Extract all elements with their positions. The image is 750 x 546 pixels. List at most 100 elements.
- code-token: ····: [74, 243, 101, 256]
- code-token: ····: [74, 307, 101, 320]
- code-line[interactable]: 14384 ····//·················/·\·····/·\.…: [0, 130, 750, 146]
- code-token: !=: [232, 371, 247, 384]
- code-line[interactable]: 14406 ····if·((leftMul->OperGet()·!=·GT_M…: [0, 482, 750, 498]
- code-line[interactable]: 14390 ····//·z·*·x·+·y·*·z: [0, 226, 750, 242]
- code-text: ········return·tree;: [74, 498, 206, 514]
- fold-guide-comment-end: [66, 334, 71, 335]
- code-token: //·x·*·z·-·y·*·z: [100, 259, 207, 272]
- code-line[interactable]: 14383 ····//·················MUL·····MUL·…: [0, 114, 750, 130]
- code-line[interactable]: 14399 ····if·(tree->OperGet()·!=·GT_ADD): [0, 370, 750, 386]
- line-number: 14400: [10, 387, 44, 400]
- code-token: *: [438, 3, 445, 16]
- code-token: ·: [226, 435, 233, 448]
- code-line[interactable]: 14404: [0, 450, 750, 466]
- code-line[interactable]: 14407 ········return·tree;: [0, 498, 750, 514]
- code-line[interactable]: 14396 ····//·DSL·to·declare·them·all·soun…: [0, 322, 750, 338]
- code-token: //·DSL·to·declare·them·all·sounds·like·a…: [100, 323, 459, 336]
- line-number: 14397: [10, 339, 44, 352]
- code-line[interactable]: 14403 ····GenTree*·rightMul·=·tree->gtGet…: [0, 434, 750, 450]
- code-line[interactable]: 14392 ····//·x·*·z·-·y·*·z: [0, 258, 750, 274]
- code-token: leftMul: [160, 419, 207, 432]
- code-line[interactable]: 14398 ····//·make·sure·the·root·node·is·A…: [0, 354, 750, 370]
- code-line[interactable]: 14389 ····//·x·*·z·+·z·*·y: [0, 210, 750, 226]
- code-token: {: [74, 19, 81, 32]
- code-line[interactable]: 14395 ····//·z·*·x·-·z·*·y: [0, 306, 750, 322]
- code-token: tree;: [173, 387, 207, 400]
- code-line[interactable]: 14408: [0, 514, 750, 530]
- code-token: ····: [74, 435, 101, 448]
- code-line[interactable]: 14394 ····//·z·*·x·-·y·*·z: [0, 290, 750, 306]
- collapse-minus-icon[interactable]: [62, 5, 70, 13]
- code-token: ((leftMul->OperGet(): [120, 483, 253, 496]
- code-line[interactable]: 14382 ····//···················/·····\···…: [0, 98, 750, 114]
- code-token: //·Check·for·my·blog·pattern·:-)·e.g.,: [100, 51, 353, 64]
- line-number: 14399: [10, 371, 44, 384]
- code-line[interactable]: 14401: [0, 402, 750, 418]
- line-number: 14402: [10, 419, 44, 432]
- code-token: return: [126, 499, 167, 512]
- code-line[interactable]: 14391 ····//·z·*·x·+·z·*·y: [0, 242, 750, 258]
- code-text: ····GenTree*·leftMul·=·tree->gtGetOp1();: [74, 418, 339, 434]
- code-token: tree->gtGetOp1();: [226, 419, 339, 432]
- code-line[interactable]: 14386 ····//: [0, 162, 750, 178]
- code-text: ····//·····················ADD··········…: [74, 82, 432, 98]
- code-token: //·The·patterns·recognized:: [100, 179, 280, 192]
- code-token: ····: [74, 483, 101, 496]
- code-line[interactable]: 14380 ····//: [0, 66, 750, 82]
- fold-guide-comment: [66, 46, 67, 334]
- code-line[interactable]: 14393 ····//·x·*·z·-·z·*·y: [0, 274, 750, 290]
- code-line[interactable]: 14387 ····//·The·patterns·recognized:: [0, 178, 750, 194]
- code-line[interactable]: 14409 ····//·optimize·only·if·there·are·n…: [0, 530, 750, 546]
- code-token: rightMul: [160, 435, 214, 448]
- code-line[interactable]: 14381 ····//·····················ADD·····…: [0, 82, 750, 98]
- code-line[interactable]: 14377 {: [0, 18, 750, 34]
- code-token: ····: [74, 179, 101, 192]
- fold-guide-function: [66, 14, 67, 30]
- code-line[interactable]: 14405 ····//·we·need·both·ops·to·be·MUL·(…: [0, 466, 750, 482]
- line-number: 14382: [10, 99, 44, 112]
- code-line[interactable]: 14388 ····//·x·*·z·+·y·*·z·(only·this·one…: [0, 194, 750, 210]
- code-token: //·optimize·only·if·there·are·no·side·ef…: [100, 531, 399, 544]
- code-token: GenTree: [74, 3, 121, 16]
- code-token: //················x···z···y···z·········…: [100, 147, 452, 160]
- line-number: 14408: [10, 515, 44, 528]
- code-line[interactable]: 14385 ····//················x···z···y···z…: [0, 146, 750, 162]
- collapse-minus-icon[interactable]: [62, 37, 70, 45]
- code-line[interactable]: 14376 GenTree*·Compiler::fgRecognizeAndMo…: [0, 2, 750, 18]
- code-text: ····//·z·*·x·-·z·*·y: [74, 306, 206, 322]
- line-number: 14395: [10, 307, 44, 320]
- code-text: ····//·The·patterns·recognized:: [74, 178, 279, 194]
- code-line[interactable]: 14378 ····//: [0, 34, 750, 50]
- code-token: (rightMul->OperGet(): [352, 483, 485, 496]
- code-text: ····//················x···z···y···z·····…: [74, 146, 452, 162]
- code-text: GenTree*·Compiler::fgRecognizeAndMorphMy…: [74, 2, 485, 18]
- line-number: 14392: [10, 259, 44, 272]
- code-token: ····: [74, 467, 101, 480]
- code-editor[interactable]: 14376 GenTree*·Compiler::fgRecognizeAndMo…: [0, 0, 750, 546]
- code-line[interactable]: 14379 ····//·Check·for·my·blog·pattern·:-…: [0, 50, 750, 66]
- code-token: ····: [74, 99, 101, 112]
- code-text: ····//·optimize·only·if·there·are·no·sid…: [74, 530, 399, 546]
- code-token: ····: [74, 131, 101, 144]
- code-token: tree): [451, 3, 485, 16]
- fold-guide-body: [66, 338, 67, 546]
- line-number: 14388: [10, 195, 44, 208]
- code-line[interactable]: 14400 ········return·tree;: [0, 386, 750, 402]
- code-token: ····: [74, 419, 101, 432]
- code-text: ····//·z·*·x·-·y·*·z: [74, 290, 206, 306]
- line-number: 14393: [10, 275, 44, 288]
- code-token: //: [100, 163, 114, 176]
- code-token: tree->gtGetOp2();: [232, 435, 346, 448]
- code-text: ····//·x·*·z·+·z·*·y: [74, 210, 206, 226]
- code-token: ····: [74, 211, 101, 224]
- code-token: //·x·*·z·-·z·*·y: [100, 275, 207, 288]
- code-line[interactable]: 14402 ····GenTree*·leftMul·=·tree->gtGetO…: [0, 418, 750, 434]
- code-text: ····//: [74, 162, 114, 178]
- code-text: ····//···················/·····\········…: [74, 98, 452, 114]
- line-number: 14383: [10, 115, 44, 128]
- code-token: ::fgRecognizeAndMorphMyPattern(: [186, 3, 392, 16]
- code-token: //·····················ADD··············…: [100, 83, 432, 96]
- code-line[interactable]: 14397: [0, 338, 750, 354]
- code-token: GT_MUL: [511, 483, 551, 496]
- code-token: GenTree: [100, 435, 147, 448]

* _Work required_: Copy all of the data above word for word.

* _Response to this task_:
Extract all elements with their positions. The image is 750 x 546 pixels. List at most 100 elements.
- code-token: ····: [74, 243, 101, 256]
- code-token: ····: [74, 307, 101, 320]
- code-line[interactable]: 14384 ····//·················/·\·····/·\.…: [0, 130, 750, 146]
- code-token: !=: [232, 371, 247, 384]
- code-line[interactable]: 14406 ····if·((leftMul->OperGet()·!=·GT_M…: [0, 482, 750, 498]
- code-line[interactable]: 14390 ····//·z·*·x·+·y·*·z: [0, 226, 750, 242]
- code-text: ········return·tree;: [74, 498, 206, 514]
- fold-guide-comment-end: [66, 334, 71, 335]
- code-token: //·x·*·z·-·y·*·z: [100, 259, 207, 272]
- code-line[interactable]: 14383 ····//·················MUL·····MUL·…: [0, 114, 750, 130]
- code-line[interactable]: 14399 ····if·(tree->OperGet()·!=·GT_ADD): [0, 370, 750, 386]
- line-number: 14400: [10, 387, 44, 400]
- code-token: *: [438, 3, 445, 16]
- code-token: ·: [226, 435, 233, 448]
- code-line[interactable]: 14404: [0, 450, 750, 466]
- code-line[interactable]: 14407 ········return·tree;: [0, 498, 750, 514]
- code-line[interactable]: 14396 ····//·DSL·to·declare·them·all·soun…: [0, 322, 750, 338]
- code-token: //·DSL·to·declare·them·all·sounds·like·a…: [100, 323, 459, 336]
- line-number: 14397: [10, 339, 44, 352]
- code-line[interactable]: 14403 ····GenTree*·rightMul·=·tree->gtGet…: [0, 434, 750, 450]
- code-line[interactable]: 14392 ····//·x·*·z·-·y·*·z: [0, 258, 750, 274]
- code-token: leftMul: [160, 419, 207, 432]
- code-line[interactable]: 14398 ····//·make·sure·the·root·node·is·A…: [0, 354, 750, 370]
- code-line[interactable]: 14389 ····//·x·*·z·+·z·*·y: [0, 210, 750, 226]
- code-token: {: [74, 19, 81, 32]
- code-line[interactable]: 14395 ····//·z·*·x·-·z·*·y: [0, 306, 750, 322]
- code-token: tree;: [173, 387, 207, 400]
- code-line[interactable]: 14408: [0, 514, 750, 530]
- code-token: ····: [74, 435, 101, 448]
- code-line[interactable]: 14394 ····//·z·*·x·-·y·*·z: [0, 290, 750, 306]
- collapse-minus-icon[interactable]: [62, 5, 70, 13]
- code-token: ((leftMul->OperGet(): [120, 483, 253, 496]
- code-line[interactable]: 14382 ····//···················/·····\···…: [0, 98, 750, 114]
- code-token: //·Check·for·my·blog·pattern·:-)·e.g.,: [100, 51, 353, 64]
- line-number: 14399: [10, 371, 44, 384]
- code-line[interactable]: 14401: [0, 402, 750, 418]
- line-number: 14402: [10, 419, 44, 432]
- code-token: return: [126, 499, 167, 512]
- code-line[interactable]: 14391 ····//·z·*·x·+·z·*·y: [0, 242, 750, 258]
- code-text: ····GenTree*·leftMul·=·tree->gtGetOp1();: [74, 418, 339, 434]
- code-token: tree->gtGetOp1();: [226, 419, 339, 432]
- code-line[interactable]: 14386 ····//: [0, 162, 750, 178]
- code-text: ····//·····················ADD··········…: [74, 82, 432, 98]
- code-token: //·The·patterns·recognized:: [100, 179, 280, 192]
- code-token: ····: [74, 483, 101, 496]
- code-line[interactable]: 14380 ····//: [0, 66, 750, 82]
- fold-guide-comment: [66, 46, 67, 334]
- code-line[interactable]: 14393 ····//·x·*·z·-·z·*·y: [0, 274, 750, 290]
- code-line[interactable]: 14387 ····//·The·patterns·recognized:: [0, 178, 750, 194]
- code-line[interactable]: 14409 ····//·optimize·only·if·there·are·n…: [0, 530, 750, 546]
- code-token: rightMul: [160, 435, 214, 448]
- code-line[interactable]: 14381 ····//·····················ADD·····…: [0, 82, 750, 98]
- code-line[interactable]: 14377 {: [0, 18, 750, 34]
- code-token: ····: [74, 179, 101, 192]
- fold-guide-function: [66, 14, 67, 30]
- code-line[interactable]: 14405 ····//·we·need·both·ops·to·be·MUL·(…: [0, 466, 750, 482]
- line-number: 14382: [10, 99, 44, 112]
- code-line[interactable]: 14388 ····//·x·*·z·+·y·*·z·(only·this·one…: [0, 194, 750, 210]
- code-token: //·optimize·only·if·there·are·no·side·ef…: [100, 531, 399, 544]
- code-token: GenTree: [74, 3, 121, 16]
- code-token: //················x···z···y···z·········…: [100, 147, 452, 160]
- line-number: 14408: [10, 515, 44, 528]
- code-line[interactable]: 14385 ····//················x···z···y···z…: [0, 146, 750, 162]
- collapse-minus-icon[interactable]: [62, 37, 70, 45]
- code-line[interactable]: 14376 GenTree*·Compiler::fgRecognizeAndMo…: [0, 2, 750, 18]
- code-text: ····//·z·*·x·-·z·*·y: [74, 306, 206, 322]
- line-number: 14395: [10, 307, 44, 320]
- code-text: ····//·The·patterns·recognized:: [74, 178, 279, 194]
- code-line[interactable]: 14378 ····//: [0, 34, 750, 50]
- code-token: (rightMul->OperGet(): [352, 483, 485, 496]
- code-text: ····//················x···z···y···z·····…: [74, 146, 452, 162]
- code-text: GenTree*·Compiler::fgRecognizeAndMorphMy…: [74, 2, 485, 18]
- line-number: 14392: [10, 259, 44, 272]
- code-token: ····: [74, 467, 101, 480]
- code-editor[interactable]: 14376 GenTree*·Compiler::fgRecognizeAndMo…: [0, 0, 750, 546]
- code-line[interactable]: 14379 ····//·Check·for·my·blog·pattern·:-…: [0, 50, 750, 66]
- code-token: ····: [74, 99, 101, 112]
- code-text: ····//·optimize·only·if·there·are·no·sid…: [74, 530, 399, 546]
- code-token: ····: [74, 131, 101, 144]
- code-token: tree): [451, 3, 485, 16]
- fold-guide-body: [66, 338, 67, 546]
- line-number: 14388: [10, 195, 44, 208]
- code-line[interactable]: 14400 ········return·tree;: [0, 386, 750, 402]
- code-token: ····: [74, 419, 101, 432]
- code-text: ····//·z·*·x·-·y·*·z: [74, 290, 206, 306]
- line-number: 14393: [10, 275, 44, 288]
- code-token: //: [100, 163, 114, 176]
- code-token: tree->gtGetOp2();: [232, 435, 346, 448]
- code-text: ····//·x·*·z·+·z·*·y: [74, 210, 206, 226]
- code-token: ····: [74, 211, 101, 224]
- code-token: //·x·*·z·-·z·*·y: [100, 275, 207, 288]
- code-line[interactable]: 14402 ····GenTree*·leftMul·=·tree->gtGetO…: [0, 418, 750, 434]
- code-text: ····//: [74, 162, 114, 178]
- code-text: ····//···················/·····\········…: [74, 98, 452, 114]
- line-number: 14383: [10, 115, 44, 128]
- code-token: ::fgRecognizeAndMorphMyPattern(: [186, 3, 392, 16]
- code-token: //·····················ADD··············…: [100, 83, 432, 96]
- code-line[interactable]: 14397: [0, 338, 750, 354]
- code-token: GT_MUL: [511, 483, 551, 496]
- code-token: GenTree: [100, 435, 147, 448]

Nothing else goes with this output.